(Data records)
———
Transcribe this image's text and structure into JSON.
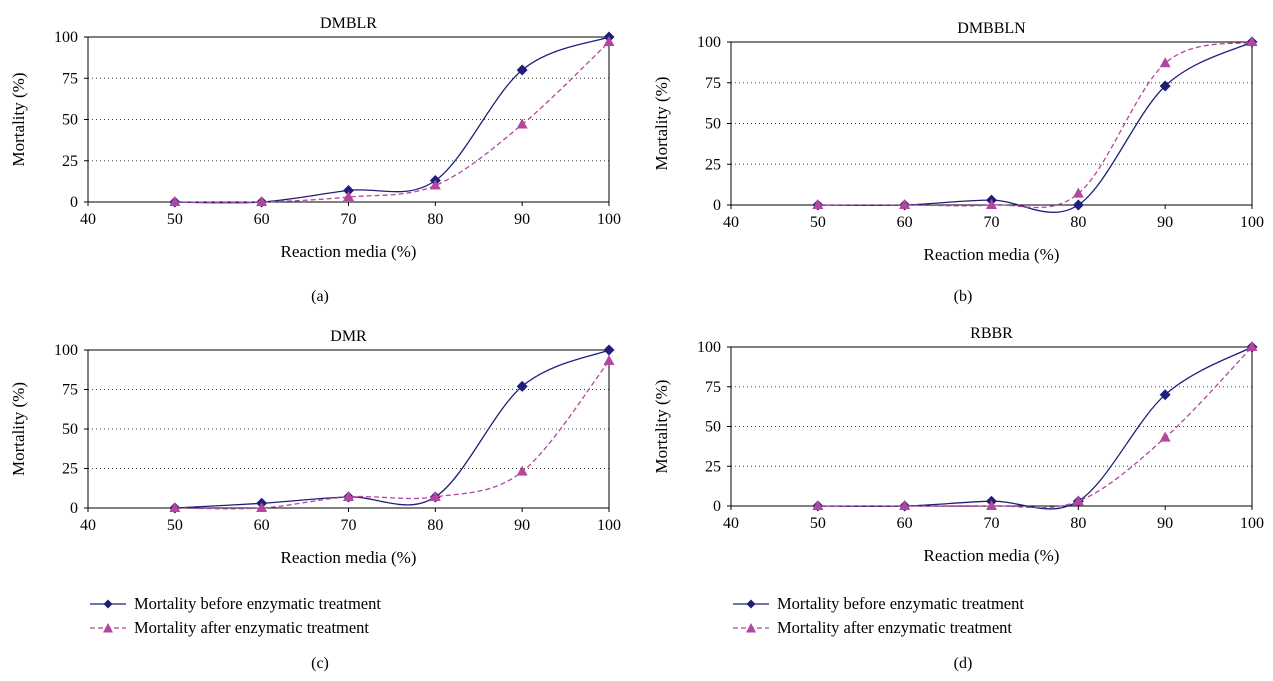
{
  "legend": {
    "before": "Mortality before enzymatic treatment",
    "after": "Mortality after enzymatic treatment"
  },
  "colors": {
    "before": "#1f1f7a",
    "after": "#b3479e",
    "grid": "#444444"
  },
  "chart_data": [
    {
      "type": "line",
      "panel": "(a)",
      "title": "DMBLR",
      "xlabel": "Reaction media (%)",
      "ylabel": "Mortality (%)",
      "xlim": [
        40,
        100
      ],
      "ylim": [
        0,
        100
      ],
      "xticks": [
        40,
        50,
        60,
        70,
        80,
        90,
        100
      ],
      "yticks": [
        0,
        25,
        50,
        75,
        100
      ],
      "grid": "horizontal dotted",
      "x": [
        50,
        60,
        70,
        80,
        90,
        100
      ],
      "series": [
        {
          "name": "Mortality before enzymatic treatment",
          "values": [
            0,
            0,
            7,
            13,
            80,
            100
          ]
        },
        {
          "name": "Mortality after enzymatic treatment",
          "values": [
            0,
            0,
            3,
            10,
            47,
            97
          ]
        }
      ]
    },
    {
      "type": "line",
      "panel": "(b)",
      "title": "DMBBLN",
      "xlabel": "Reaction media (%)",
      "ylabel": "Mortality (%)",
      "xlim": [
        40,
        100
      ],
      "ylim": [
        0,
        100
      ],
      "xticks": [
        40,
        50,
        60,
        70,
        80,
        90,
        100
      ],
      "yticks": [
        0,
        25,
        50,
        75,
        100
      ],
      "grid": "horizontal dotted",
      "x": [
        50,
        60,
        70,
        80,
        90,
        100
      ],
      "series": [
        {
          "name": "Mortality before enzymatic treatment",
          "values": [
            0,
            0,
            3,
            0,
            73,
            100
          ]
        },
        {
          "name": "Mortality after enzymatic treatment",
          "values": [
            0,
            0,
            0,
            7,
            87,
            100
          ]
        }
      ]
    },
    {
      "type": "line",
      "panel": "(c)",
      "title": "DMR",
      "xlabel": "Reaction media (%)",
      "ylabel": "Mortality (%)",
      "xlim": [
        40,
        100
      ],
      "ylim": [
        0,
        100
      ],
      "xticks": [
        40,
        50,
        60,
        70,
        80,
        90,
        100
      ],
      "yticks": [
        0,
        25,
        50,
        75,
        100
      ],
      "grid": "horizontal dotted",
      "x": [
        50,
        60,
        70,
        80,
        90,
        100
      ],
      "series": [
        {
          "name": "Mortality before enzymatic treatment",
          "values": [
            0,
            3,
            7,
            7,
            77,
            100
          ]
        },
        {
          "name": "Mortality after enzymatic treatment",
          "values": [
            0,
            0,
            7,
            7,
            23,
            93
          ]
        }
      ]
    },
    {
      "type": "line",
      "panel": "(d)",
      "title": "RBBR",
      "xlabel": "Reaction media (%)",
      "ylabel": "Mortality (%)",
      "xlim": [
        40,
        100
      ],
      "ylim": [
        0,
        100
      ],
      "xticks": [
        40,
        50,
        60,
        70,
        80,
        90,
        100
      ],
      "yticks": [
        0,
        25,
        50,
        75,
        100
      ],
      "grid": "horizontal dotted",
      "x": [
        50,
        60,
        70,
        80,
        90,
        100
      ],
      "series": [
        {
          "name": "Mortality before enzymatic treatment",
          "values": [
            0,
            0,
            3,
            3,
            70,
            100
          ]
        },
        {
          "name": "Mortality after enzymatic treatment",
          "values": [
            0,
            0,
            0,
            3,
            43,
            100
          ]
        }
      ]
    }
  ]
}
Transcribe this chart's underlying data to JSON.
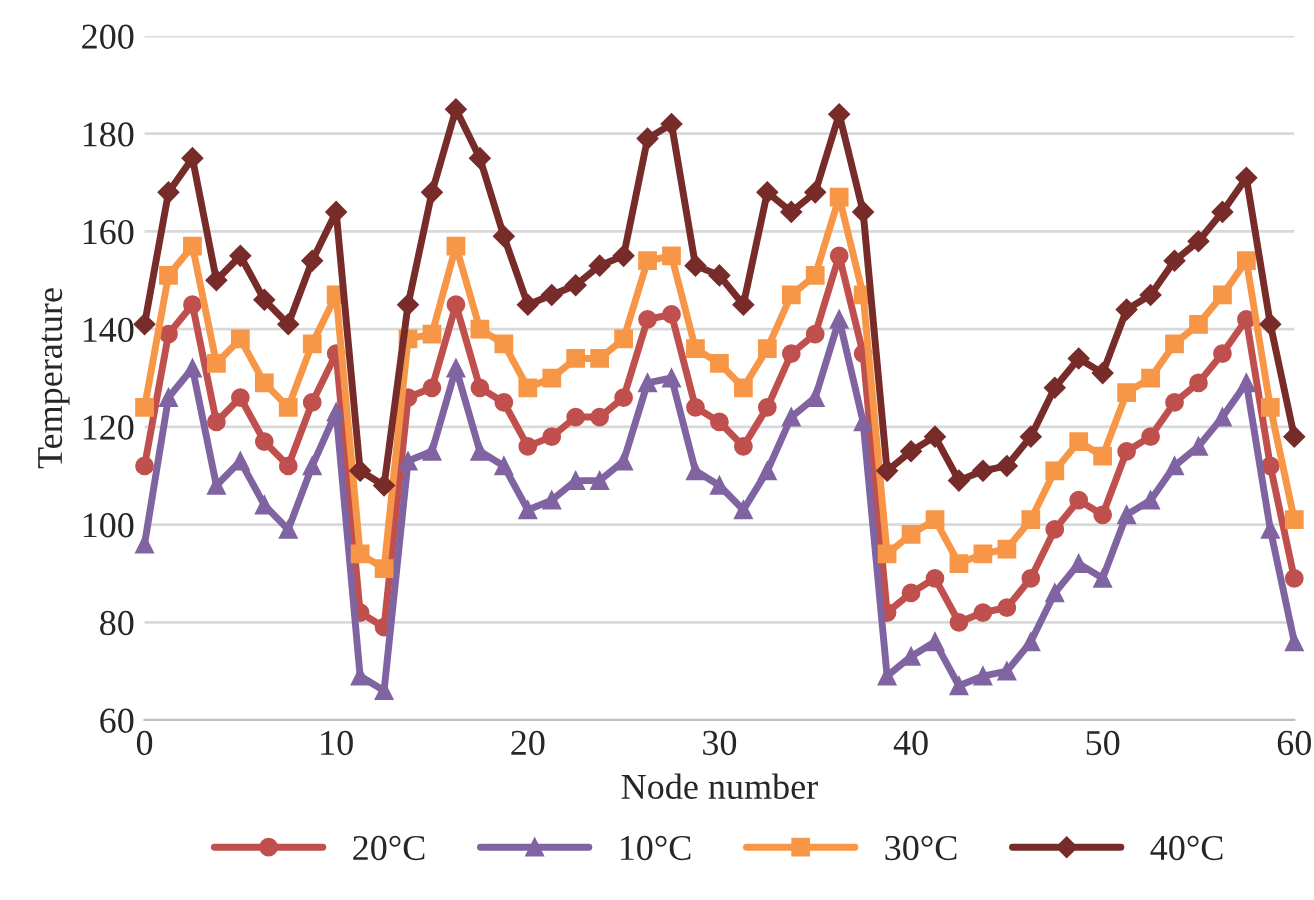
{
  "chart_data": {
    "type": "line",
    "xlabel": "Node number",
    "ylabel": "Temperature",
    "x": [
      0,
      1.25,
      2.5,
      3.75,
      5,
      6.25,
      7.5,
      8.75,
      10,
      11.25,
      12.5,
      13.75,
      15,
      16.25,
      17.5,
      18.75,
      20,
      21.25,
      22.5,
      23.75,
      25,
      26.25,
      27.5,
      28.75,
      30,
      31.25,
      32.5,
      33.75,
      35,
      36.25,
      37.5,
      38.75,
      40,
      41.25,
      42.5,
      43.75,
      45,
      46.25,
      47.5,
      48.75,
      50,
      51.25,
      52.5,
      53.75,
      55,
      56.25,
      57.5,
      58.75,
      60
    ],
    "series": [
      {
        "name": "20°C",
        "color": "#c0504d",
        "marker": "circle",
        "values": [
          112,
          139,
          145,
          121,
          126,
          117,
          112,
          125,
          135,
          82,
          79,
          126,
          128,
          145,
          128,
          125,
          116,
          118,
          122,
          122,
          126,
          142,
          143,
          124,
          121,
          116,
          124,
          135,
          139,
          155,
          135,
          82,
          86,
          89,
          80,
          82,
          83,
          89,
          99,
          105,
          102,
          115,
          118,
          125,
          129,
          135,
          142,
          112,
          89
        ]
      },
      {
        "name": "10°C",
        "color": "#8064a2",
        "marker": "triangle",
        "values": [
          96,
          126,
          132,
          108,
          113,
          104,
          99,
          112,
          123,
          69,
          66,
          113,
          115,
          132,
          115,
          112,
          103,
          105,
          109,
          109,
          113,
          129,
          130,
          111,
          108,
          103,
          111,
          122,
          126,
          142,
          121,
          69,
          73,
          76,
          67,
          69,
          70,
          76,
          86,
          92,
          89,
          102,
          105,
          112,
          116,
          122,
          129,
          99,
          76
        ]
      },
      {
        "name": "30°C",
        "color": "#f79646",
        "marker": "square",
        "values": [
          124,
          151,
          157,
          133,
          138,
          129,
          124,
          137,
          147,
          94,
          91,
          138,
          139,
          157,
          140,
          137,
          128,
          130,
          134,
          134,
          138,
          154,
          155,
          136,
          133,
          128,
          136,
          147,
          151,
          167,
          147,
          94,
          98,
          101,
          92,
          94,
          95,
          101,
          111,
          117,
          114,
          127,
          130,
          137,
          141,
          147,
          154,
          124,
          101
        ]
      },
      {
        "name": "40°C",
        "color": "#772c2a",
        "marker": "diamond",
        "values": [
          141,
          168,
          175,
          150,
          155,
          146,
          141,
          154,
          164,
          111,
          108,
          145,
          168,
          185,
          175,
          159,
          145,
          147,
          149,
          153,
          155,
          179,
          182,
          153,
          151,
          145,
          168,
          164,
          168,
          184,
          164,
          111,
          115,
          118,
          109,
          111,
          112,
          118,
          128,
          134,
          131,
          144,
          147,
          154,
          158,
          164,
          171,
          141,
          118
        ]
      }
    ],
    "xlim": [
      0,
      60
    ],
    "xticks": [
      0,
      10,
      20,
      30,
      40,
      50,
      60
    ],
    "ylim": [
      60,
      200
    ],
    "yticks": [
      60,
      80,
      100,
      120,
      140,
      160,
      180,
      200
    ],
    "grid": "y",
    "legend": "bottom",
    "line_style": "solid"
  }
}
———
▶ _Your objective_
The records above must be printed exactly; the pictures stay out.

▶ _Task result_
Transcribe this image's text and structure into JSON.
{
  "legend": {
    "before": "Mortality before enzymatic treatment",
    "after": "Mortality after enzymatic treatment"
  },
  "colors": {
    "before": "#1f1f7a",
    "after": "#b3479e",
    "grid": "#444444"
  },
  "chart_data": [
    {
      "type": "line",
      "panel": "(a)",
      "title": "DMBLR",
      "xlabel": "Reaction media (%)",
      "ylabel": "Mortality (%)",
      "xlim": [
        40,
        100
      ],
      "ylim": [
        0,
        100
      ],
      "xticks": [
        40,
        50,
        60,
        70,
        80,
        90,
        100
      ],
      "yticks": [
        0,
        25,
        50,
        75,
        100
      ],
      "grid": "horizontal dotted",
      "x": [
        50,
        60,
        70,
        80,
        90,
        100
      ],
      "series": [
        {
          "name": "Mortality before enzymatic treatment",
          "values": [
            0,
            0,
            7,
            13,
            80,
            100
          ]
        },
        {
          "name": "Mortality after enzymatic treatment",
          "values": [
            0,
            0,
            3,
            10,
            47,
            97
          ]
        }
      ]
    },
    {
      "type": "line",
      "panel": "(b)",
      "title": "DMBBLN",
      "xlabel": "Reaction media (%)",
      "ylabel": "Mortality (%)",
      "xlim": [
        40,
        100
      ],
      "ylim": [
        0,
        100
      ],
      "xticks": [
        40,
        50,
        60,
        70,
        80,
        90,
        100
      ],
      "yticks": [
        0,
        25,
        50,
        75,
        100
      ],
      "grid": "horizontal dotted",
      "x": [
        50,
        60,
        70,
        80,
        90,
        100
      ],
      "series": [
        {
          "name": "Mortality before enzymatic treatment",
          "values": [
            0,
            0,
            3,
            0,
            73,
            100
          ]
        },
        {
          "name": "Mortality after enzymatic treatment",
          "values": [
            0,
            0,
            0,
            7,
            87,
            100
          ]
        }
      ]
    },
    {
      "type": "line",
      "panel": "(c)",
      "title": "DMR",
      "xlabel": "Reaction media (%)",
      "ylabel": "Mortality (%)",
      "xlim": [
        40,
        100
      ],
      "ylim": [
        0,
        100
      ],
      "xticks": [
        40,
        50,
        60,
        70,
        80,
        90,
        100
      ],
      "yticks": [
        0,
        25,
        50,
        75,
        100
      ],
      "grid": "horizontal dotted",
      "x": [
        50,
        60,
        70,
        80,
        90,
        100
      ],
      "series": [
        {
          "name": "Mortality before enzymatic treatment",
          "values": [
            0,
            3,
            7,
            7,
            77,
            100
          ]
        },
        {
          "name": "Mortality after enzymatic treatment",
          "values": [
            0,
            0,
            7,
            7,
            23,
            93
          ]
        }
      ]
    },
    {
      "type": "line",
      "panel": "(d)",
      "title": "RBBR",
      "xlabel": "Reaction media (%)",
      "ylabel": "Mortality (%)",
      "xlim": [
        40,
        100
      ],
      "ylim": [
        0,
        100
      ],
      "xticks": [
        40,
        50,
        60,
        70,
        80,
        90,
        100
      ],
      "yticks": [
        0,
        25,
        50,
        75,
        100
      ],
      "grid": "horizontal dotted",
      "x": [
        50,
        60,
        70,
        80,
        90,
        100
      ],
      "series": [
        {
          "name": "Mortality before enzymatic treatment",
          "values": [
            0,
            0,
            3,
            3,
            70,
            100
          ]
        },
        {
          "name": "Mortality after enzymatic treatment",
          "values": [
            0,
            0,
            0,
            3,
            43,
            100
          ]
        }
      ]
    }
  ]
}
Transcribe this chart's underlying data to JSON.
{
  "chart_data": {
    "type": "line",
    "xlabel": "Node number",
    "ylabel": "Temperature",
    "x": [
      0,
      1.25,
      2.5,
      3.75,
      5,
      6.25,
      7.5,
      8.75,
      10,
      11.25,
      12.5,
      13.75,
      15,
      16.25,
      17.5,
      18.75,
      20,
      21.25,
      22.5,
      23.75,
      25,
      26.25,
      27.5,
      28.75,
      30,
      31.25,
      32.5,
      33.75,
      35,
      36.25,
      37.5,
      38.75,
      40,
      41.25,
      42.5,
      43.75,
      45,
      46.25,
      47.5,
      48.75,
      50,
      51.25,
      52.5,
      53.75,
      55,
      56.25,
      57.5,
      58.75,
      60
    ],
    "series": [
      {
        "name": "20°C",
        "color": "#c0504d",
        "marker": "circle",
        "values": [
          112,
          139,
          145,
          121,
          126,
          117,
          112,
          125,
          135,
          82,
          79,
          126,
          128,
          145,
          128,
          125,
          116,
          118,
          122,
          122,
          126,
          142,
          143,
          124,
          121,
          116,
          124,
          135,
          139,
          155,
          135,
          82,
          86,
          89,
          80,
          82,
          83,
          89,
          99,
          105,
          102,
          115,
          118,
          125,
          129,
          135,
          142,
          112,
          89
        ]
      },
      {
        "name": "10°C",
        "color": "#8064a2",
        "marker": "triangle",
        "values": [
          96,
          126,
          132,
          108,
          113,
          104,
          99,
          112,
          123,
          69,
          66,
          113,
          115,
          132,
          115,
          112,
          103,
          105,
          109,
          109,
          113,
          129,
          130,
          111,
          108,
          103,
          111,
          122,
          126,
          142,
          121,
          69,
          73,
          76,
          67,
          69,
          70,
          76,
          86,
          92,
          89,
          102,
          105,
          112,
          116,
          122,
          129,
          99,
          76
        ]
      },
      {
        "name": "30°C",
        "color": "#f79646",
        "marker": "square",
        "values": [
          124,
          151,
          157,
          133,
          138,
          129,
          124,
          137,
          147,
          94,
          91,
          138,
          139,
          157,
          140,
          137,
          128,
          130,
          134,
          134,
          138,
          154,
          155,
          136,
          133,
          128,
          136,
          147,
          151,
          167,
          147,
          94,
          98,
          101,
          92,
          94,
          95,
          101,
          111,
          117,
          114,
          127,
          130,
          137,
          141,
          147,
          154,
          124,
          101
        ]
      },
      {
        "name": "40°C",
        "color": "#772c2a",
        "marker": "diamond",
        "values": [
          141,
          168,
          175,
          150,
          155,
          146,
          141,
          154,
          164,
          111,
          108,
          145,
          168,
          185,
          175,
          159,
          145,
          147,
          149,
          153,
          155,
          179,
          182,
          153,
          151,
          145,
          168,
          164,
          168,
          184,
          164,
          111,
          115,
          118,
          109,
          111,
          112,
          118,
          128,
          134,
          131,
          144,
          147,
          154,
          158,
          164,
          171,
          141,
          118
        ]
      }
    ],
    "xlim": [
      0,
      60
    ],
    "xticks": [
      0,
      10,
      20,
      30,
      40,
      50,
      60
    ],
    "ylim": [
      60,
      200
    ],
    "yticks": [
      60,
      80,
      100,
      120,
      140,
      160,
      180,
      200
    ],
    "grid": "y",
    "legend": "bottom",
    "line_style": "solid"
  }
}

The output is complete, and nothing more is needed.